* _Stated exercise A_: Make a duplicate of the passage in the Facebook privacy essay, everything from "In this essay" down to "and internet freedom.".
* _Stated exercise B_: According to the Facebook privacy essay, what did the Article 29 Working Party announce it was creating?
* _Stated exercise C_: Resume the essay on policing Facebook's privacy practices from the point where it stops.

* _Selected passage_:
####################

Dataism vs. Privacy-Facebook in the Spotlight

The Challenge of Policing Facebook

Are our institutions up to the challenge of protecting users from information-age problems? This is the high-level question emerging from the Facebook-Cambridge Analytica debate. While on one hand Facebook and similarly-situated companies will pay some regulatory price, our public institutions are also in the crosshairs. In the U.S., the much-praised and admired Federal Trade Commission (“FTC”) approach is suffering a crisis of legitimacy. Facebook’s European regulator, the Irish data protection commissioner, is losing both control over its supervision of American companies and the respect of its regulatory colleagues. In a recent press release, the Article 29 Working Party announced that it was creating a working group focusing on social media, never mentioning the Irish in its statement.

In this essay I explain the challenges the FTC faces in enforcing its 2012 consent agreement against Facebook and suggest ways it could nonetheless prevail. In the long run, everyone wins if our civil society institutions can police Facebook, including the company itself. While Facebook’s privacy problems have long been dismissed as harmless, advertising-related controversies, all now understand Facebook’s power over our broader information environment. After Brexit, the 2016 U.S. election, and violence in Myanmar, if consumer law fails, we risk turning to more heavy-handed regulatory tools, including cyber sovereignty approaches, with attendant consequences for civil society and internet freedom.

FTC and Facebook

Facebook is already under a FTC consent agreement with broad restrictions to fence in aggressive data use. The 2012 agreement was a major victory for the FTC because it firmly established the notion that the information-age bait and switch, those privacy-eroding settings changes that are pushed onto users, are not acceptable without opt-in consent. The FTC understood the app problem and crafted its first and fourth complaint counts against Facebook data transfers to developers.

####################

* _Given information_:
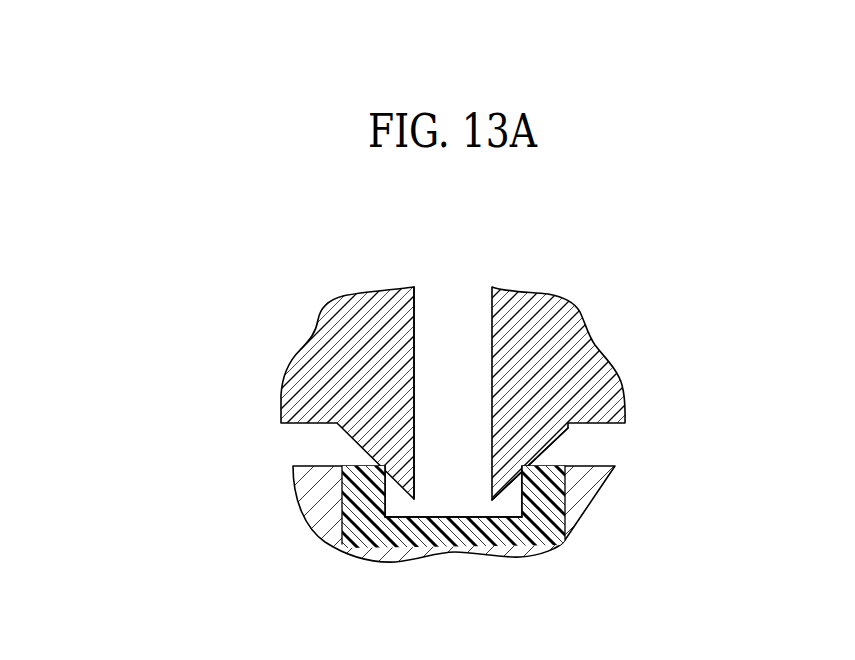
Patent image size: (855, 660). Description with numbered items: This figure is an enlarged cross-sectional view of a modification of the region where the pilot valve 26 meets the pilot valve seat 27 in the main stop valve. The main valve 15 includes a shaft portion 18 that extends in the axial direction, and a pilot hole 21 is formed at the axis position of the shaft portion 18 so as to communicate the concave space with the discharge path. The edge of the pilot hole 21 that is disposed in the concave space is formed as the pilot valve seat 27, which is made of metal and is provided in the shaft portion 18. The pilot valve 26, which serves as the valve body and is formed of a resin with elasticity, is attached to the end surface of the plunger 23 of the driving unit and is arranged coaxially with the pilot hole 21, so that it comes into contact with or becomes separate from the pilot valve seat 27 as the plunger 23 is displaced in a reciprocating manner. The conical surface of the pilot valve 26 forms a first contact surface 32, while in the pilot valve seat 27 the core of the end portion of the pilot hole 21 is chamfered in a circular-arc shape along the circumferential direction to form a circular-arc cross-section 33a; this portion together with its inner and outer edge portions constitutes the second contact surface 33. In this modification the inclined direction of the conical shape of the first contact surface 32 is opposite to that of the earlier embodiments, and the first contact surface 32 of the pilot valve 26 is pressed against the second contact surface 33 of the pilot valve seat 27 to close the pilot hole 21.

####################

* _Exercise response A_:
In this essay I explain the challenges the FTC faces in enforcing its 2012 consent agreement against Facebook and suggest ways it could nonetheless prevail. In the long run, everyone wins if our civil society institutions can police Facebook, including the company itself. While Facebook’s privacy problems have long been dismissed as harmless, advertising-related controversies, all now understand Facebook’s power over our broader information environment. After Brexit, the 2016 U.S. election, and violence in Myanmar, if consumer law fails, we risk turning to more heavy-handed regulatory tools, including cyber sovereignty approaches, with attendant consequences for civil society and internet freedom.

* _Exercise response B_: A working group focusing on social media.

* _Exercise response C_:
When Facebook settled the case, a wide range of critics pointed out weaknesses in the agreement. Republican-appointed Commissioner Rosch objected that Facebook denied all the facts in the case, and that it was not clear to him that the decree covered information transfer practices of apps. But the FTC–led by the privacy and consumer protection teams–dismissed these arguments. It promised close supervision and a willingness to levy penalties. The Commission said it was clear that Facebook would be on the hook for application conduct that contravened Facebook representations. A Twitter chat led by a senior FTC privacy lawyer, along with responses to public commenters concerned about apps, assured the public that app misconduct was the kind of foreseeable risk that Facebook had to address in its privacy program.

But these statements do not have any force of law. Instead, the FTC’s ability to fine is tethered to the settlement agreement, particularly to the specific provisions that Facebook promised not to violate. Enforcement is not handled by the privacy team, but rather by a different division with expertise in interpreting agreements. Turning to that agreement, advocates of civil penalties against Facebook point to three theories, but none of which is easy to bring.

First, part one of the agreement broadly bans Facebook from misrepresenting how it distributes personal data. Here, the FTC will bear the burden of showing that Facebook’s opt-out settings for friends’ data transfer to apps were misleading. If this information were particularly sensitive, such as location data, it would be an easy case, but here it was only basic profile information that was subject to opt-out. American law subjects many forms of information to opt-out instead of opt-in standards. For instance, even financial information can be transferred on an opt-out basis. Why then would it be misleading for Facebook to make basic profile information subject to the same standard?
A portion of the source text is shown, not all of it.